** Objective **
Set down the records once more, please, exactly and with the pictures left out.

--- Exercise material ---

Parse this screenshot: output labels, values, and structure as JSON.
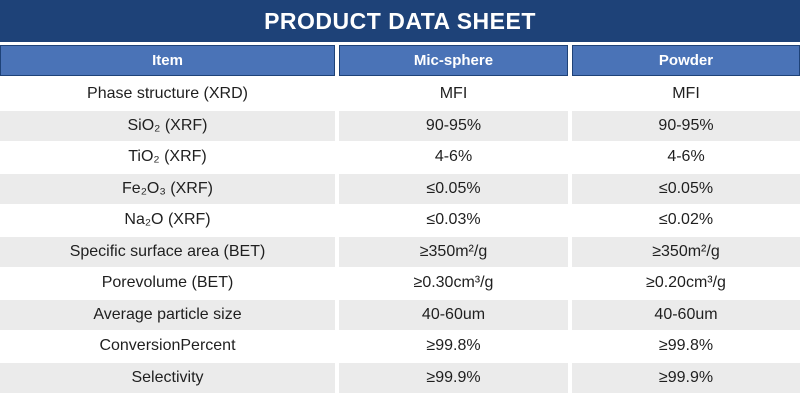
{
  "title": "PRODUCT DATA SHEET",
  "colors": {
    "title_bar": "#1e4278",
    "header_row": "#4a73b7",
    "stripe": "#ebebeb",
    "header_text": "#ffffff",
    "body_text": "#1f1f1f"
  },
  "table": {
    "columns": [
      "Item",
      "Mic-sphere",
      "Powder"
    ],
    "rows": [
      {
        "item": "Phase structure (XRD)",
        "mic_sphere": "MFI",
        "powder": "MFI"
      },
      {
        "item": "SiO₂ (XRF)",
        "mic_sphere": "90-95%",
        "powder": "90-95%"
      },
      {
        "item": "TiO₂ (XRF)",
        "mic_sphere": "4-6%",
        "powder": "4-6%"
      },
      {
        "item": "Fe₂O₃ (XRF)",
        "mic_sphere": "≤0.05%",
        "powder": "≤0.05%"
      },
      {
        "item": "Na₂O (XRF)",
        "mic_sphere": "≤0.03%",
        "powder": "≤0.02%"
      },
      {
        "item": "Specific surface area (BET)",
        "mic_sphere": "≥350m²/g",
        "powder": "≥350m²/g"
      },
      {
        "item": "Porevolume (BET)",
        "mic_sphere": "≥0.30cm³/g",
        "powder": "≥0.20cm³/g"
      },
      {
        "item": "Average particle size",
        "mic_sphere": "40-60um",
        "powder": "40-60um"
      },
      {
        "item": "ConversionPercent",
        "mic_sphere": "≥99.8%",
        "powder": "≥99.8%"
      },
      {
        "item": "Selectivity",
        "mic_sphere": "≥99.9%",
        "powder": "≥99.9%"
      }
    ]
  }
}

---

** Response for this exercise **
Parse this screenshot: output labels, values, and structure as JSON.
{
  "title": "PRODUCT DATA SHEET",
  "colors": {
    "title_bar": "#1e4278",
    "header_row": "#4a73b7",
    "stripe": "#ebebeb",
    "header_text": "#ffffff",
    "body_text": "#1f1f1f"
  },
  "table": {
    "columns": [
      "Item",
      "Mic-sphere",
      "Powder"
    ],
    "rows": [
      {
        "item": "Phase structure (XRD)",
        "mic_sphere": "MFI",
        "powder": "MFI"
      },
      {
        "item": "SiO₂ (XRF)",
        "mic_sphere": "90-95%",
        "powder": "90-95%"
      },
      {
        "item": "TiO₂ (XRF)",
        "mic_sphere": "4-6%",
        "powder": "4-6%"
      },
      {
        "item": "Fe₂O₃ (XRF)",
        "mic_sphere": "≤0.05%",
        "powder": "≤0.05%"
      },
      {
        "item": "Na₂O (XRF)",
        "mic_sphere": "≤0.03%",
        "powder": "≤0.02%"
      },
      {
        "item": "Specific surface area (BET)",
        "mic_sphere": "≥350m²/g",
        "powder": "≥350m²/g"
      },
      {
        "item": "Porevolume (BET)",
        "mic_sphere": "≥0.30cm³/g",
        "powder": "≥0.20cm³/g"
      },
      {
        "item": "Average particle size",
        "mic_sphere": "40-60um",
        "powder": "40-60um"
      },
      {
        "item": "ConversionPercent",
        "mic_sphere": "≥99.8%",
        "powder": "≥99.8%"
      },
      {
        "item": "Selectivity",
        "mic_sphere": "≥99.9%",
        "powder": "≥99.9%"
      }
    ]
  }
}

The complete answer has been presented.